▸ **SELECTED PASSAGE**:
■ ■ ■ ■ ■ ■ ■
Tyson Pedro (born 17 September 1991) is an Australian mixed martial artist who competes in the Light heavyweight division of the Ultimate Fighting Championship (UFC).

Background 
Pedro is an Australian of Spanish, American Samoa heritage.

He is the son of John Pedro, who owned King of the Cage in Australia and was one of exponent MMA and fighters fought in the first cage fight in Australia. With seven black belts of different combat sport style, Pedro was introduced to Japanese jiu-jitsu at the age of 4. From jujutsu, he progressed to boxing and Brazilian jiu-jitsu before eventually fighting MMA.

Mixed martial arts career 
After winning over Kiwi Steven Warby at Australian Fighting Championship 17 via rear-naked choke, Pedro called UFC president Dana White and personally asked him to fight at UFC Fight Night: Whittaker vs. Brunson in Melbourne, should any fighters pull out from the event. He was added to the card after Luke Rockhold withdrew from the event due to a sprained anterior cruciate ligament.

Ultimate Fighting Championship
Pedro made his promotional debut against Khalil Rountree on November 15, 2016, at UFC Fight Night: Whittaker vs. Brunson. He won the fight via submission in round 1, for which he was awarded a Performance of the Night bonus.
■ ■ ■ ■ ■ ■ ■
▸ **SOURCE MATERIAL**:
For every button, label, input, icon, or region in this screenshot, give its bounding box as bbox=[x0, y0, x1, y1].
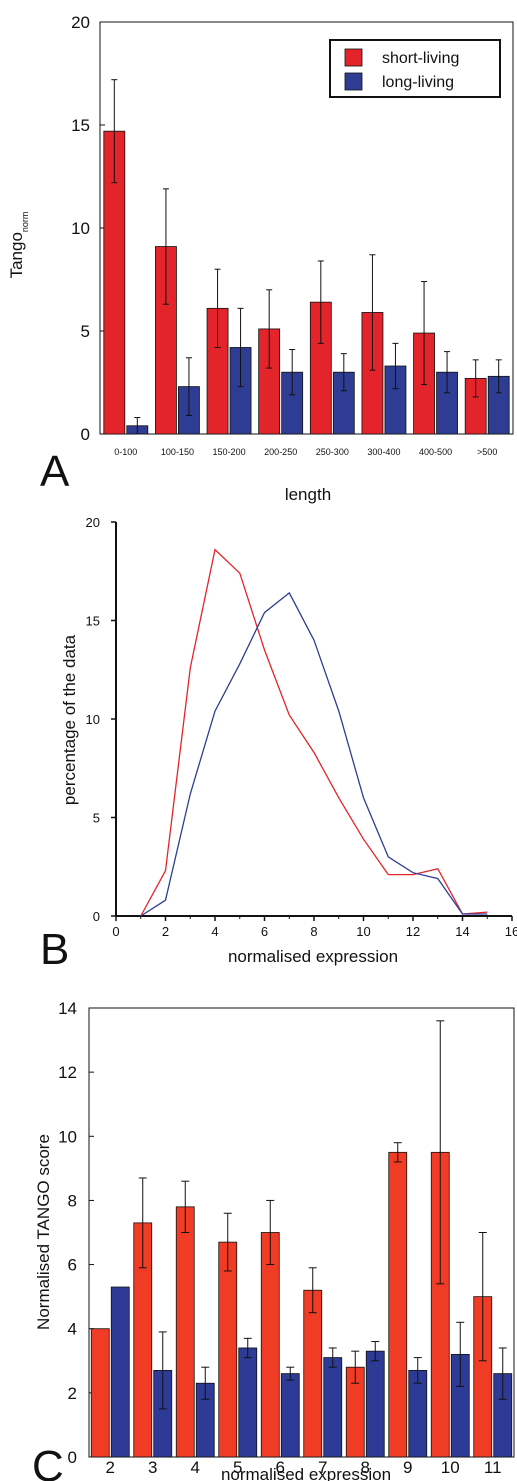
■ ■ ■ ■ ■ ■ ■
▸ **PROBLEMS**:
**A.** Name the combat disciplines Pedro took up, in the order the Tyson Pedro biography gives them.
**B.** According to the Tyson Pedro biography, who was Pedro's opponent in his UFC debut?
**C.** Reproduce everything in the Tyson Pedro biography from "Tyson Pedro (born" down to "American Samoa heritage.".

▸ **RESULTS FOR THE EXERCISE**:
**A.** Japanese jiu-jitsu, boxing, Brazilian jiu-jitsu, mixed martial arts (MMA)

**B.** Khalil Rountree.

**C.**
Tyson Pedro (born 17 September 1991) is an Australian mixed martial artist who competes in the Light heavyweight division of the Ultimate Fighting Championship (UFC).

Background 
Pedro is an Australian of Spanish, American Samoa heritage.